-- Stored rows --

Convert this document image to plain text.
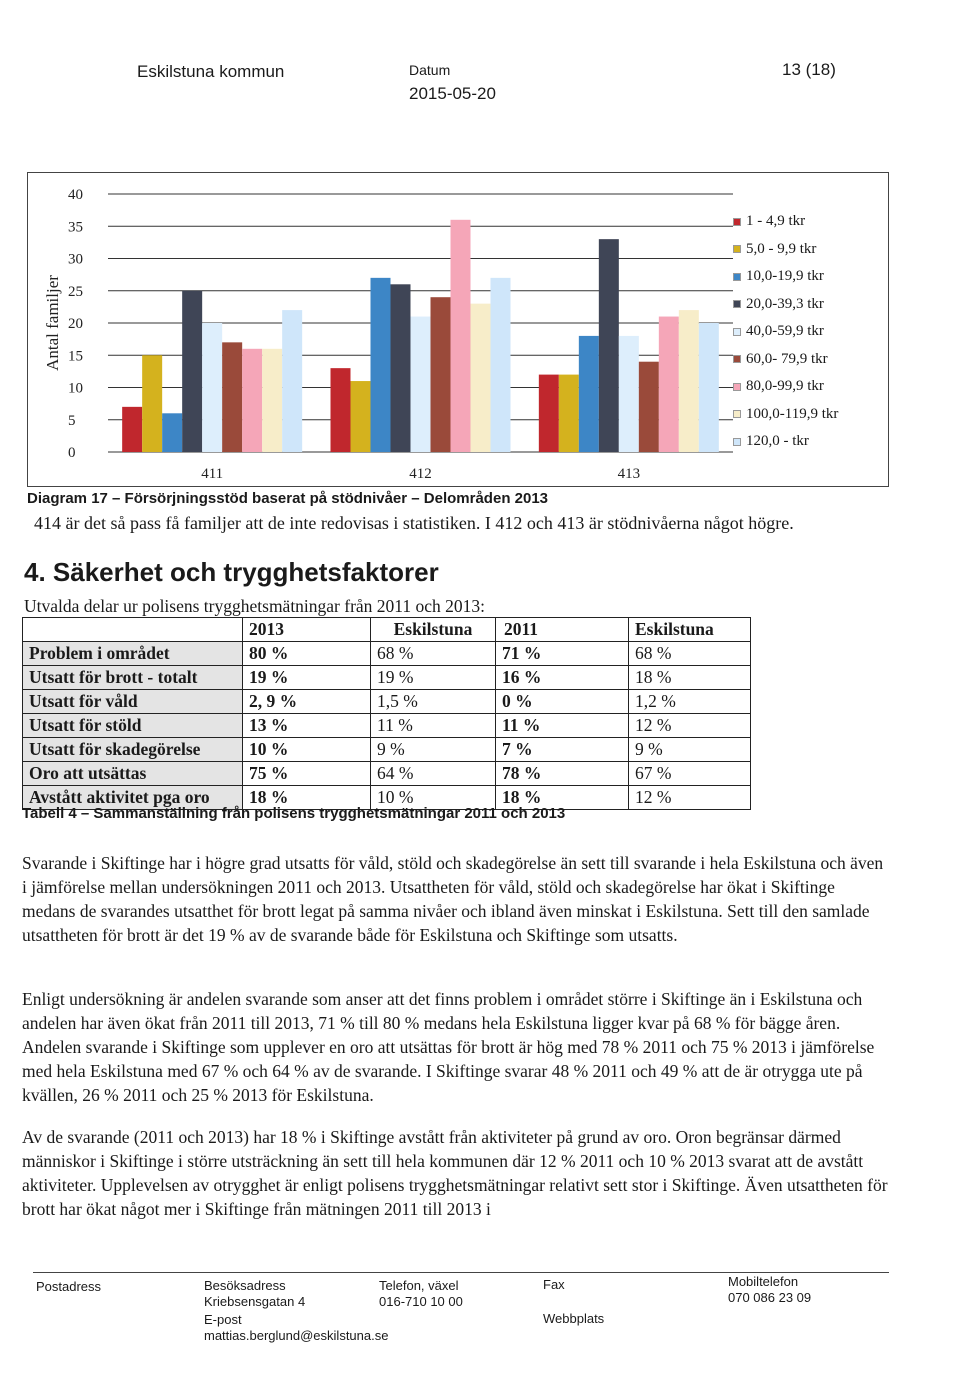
Eskilstuna kommun	Datum
2015-05-20
13 (18)
40
35
30
25
20
15
10
5
0
Antal familjer
411	412	413
1 - 4,9 tkr
5,0 - 9,9 tkr
10,0-19,9 tkr
20,0-39,3 tkr
40,0-59,9 tkr
60,0- 79,9 tkr
80,0-99,9 tkr
100,0-119,9 tkr
120,0 - tkr
Diagram 17 – Försörjningsstöd baserat på stödnivåer – Delområden 2013
414 är det så pass få familjer att de inte redovisas i statistiken. I 412 och 413 är stödnivåerna något högre.
4. Säkerhet och trygghetsfaktorer
Utvalda delar ur polisens trygghetsmätningar från 2011 och 2013:
	2013	Eskilstuna	2011	Eskilstuna
Problem i området	80 %	68 %	71 %	68 %
Utsatt för brott - totalt	19 %	19 %	16 %	18 %
Utsatt för våld	2, 9 %	1,5 %	0 %	1,2 %
Utsatt för stöld	13 %	11 %	11 %	12 %
Utsatt för skadegörelse	10 %	9 %	7 %	9 %
Oro att utsättas	75 %	64 %	78 %	67 %
Avstått aktivitet pga oro	18 %	10 %	18 %	12 %
Tabell 4 – Sammanställning från polisens trygghetsmätningar 2011 och 2013

Svarande i Skiftinge har i högre grad utsatts för våld, stöld och skadegörelse än sett till svarande i hela Eskilstuna och även i jämförelse mellan undersökningen 2011 och 2013. Utsattheten för våld, stöld och skadegörelse har ökat i Skiftinge medans de svarandes utsatthet för brott legat på samma nivåer och ibland även minskat i Eskilstuna. Sett till den samlade utsattheten för brott är det 19 % av de svarande både för Eskilstuna och Skiftinge som utsatts.

Enligt undersökning är andelen svarande som anser att det finns problem i området större i Skiftinge än i Eskilstuna och andelen har även ökat från 2011 till 2013, 71 % till 80 % medans hela Eskilstuna ligger kvar på 68 % för bägge åren. Andelen svarande i Skiftinge som upplever en oro att utsättas för brott är hög med 78 % 2011 och 75 % 2013 i jämförelse med hela Eskilstuna med 67 % och 64 % av de svarande. I Skiftinge svarar 48 % 2011 och 49 % att de är otrygga ute på kvällen, 26 % 2011 och 25 % 2013 för Eskilstuna.

Av de svarande (2011 och 2013) har 18 % i Skiftinge avstått från aktiviteter på grund av oro. Oron begränsar därmed människor i Skiftinge i större utsträckning än sett till hela kommunen där 12 % 2011 och 10 % 2013 svarat att de avstått aktiviteter. Upplevelsen av otrygghet är enligt polisens trygghetsmätningar relativt sett stor i Skiftinge. Även utsattheten för brott har ökat något mer i Skiftinge från mätningen 2011 till 2013 i

Postadress	Besöksadress
Kriebsensgatan 4
E-post
mattias.berglund@eskilstuna.se
Telefon, växel
016-710 10 00
Fax
Webbplats
Mobiltelefon
070 086 23 09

-- Problem requirements --
Whenever "familjer" turns up in a line, pick that line out.

-- The result --
Antal familjer
414 är det så pass få familjer att de inte redovisas i statistiken. I 412 och 413 är stödnivåerna något högre.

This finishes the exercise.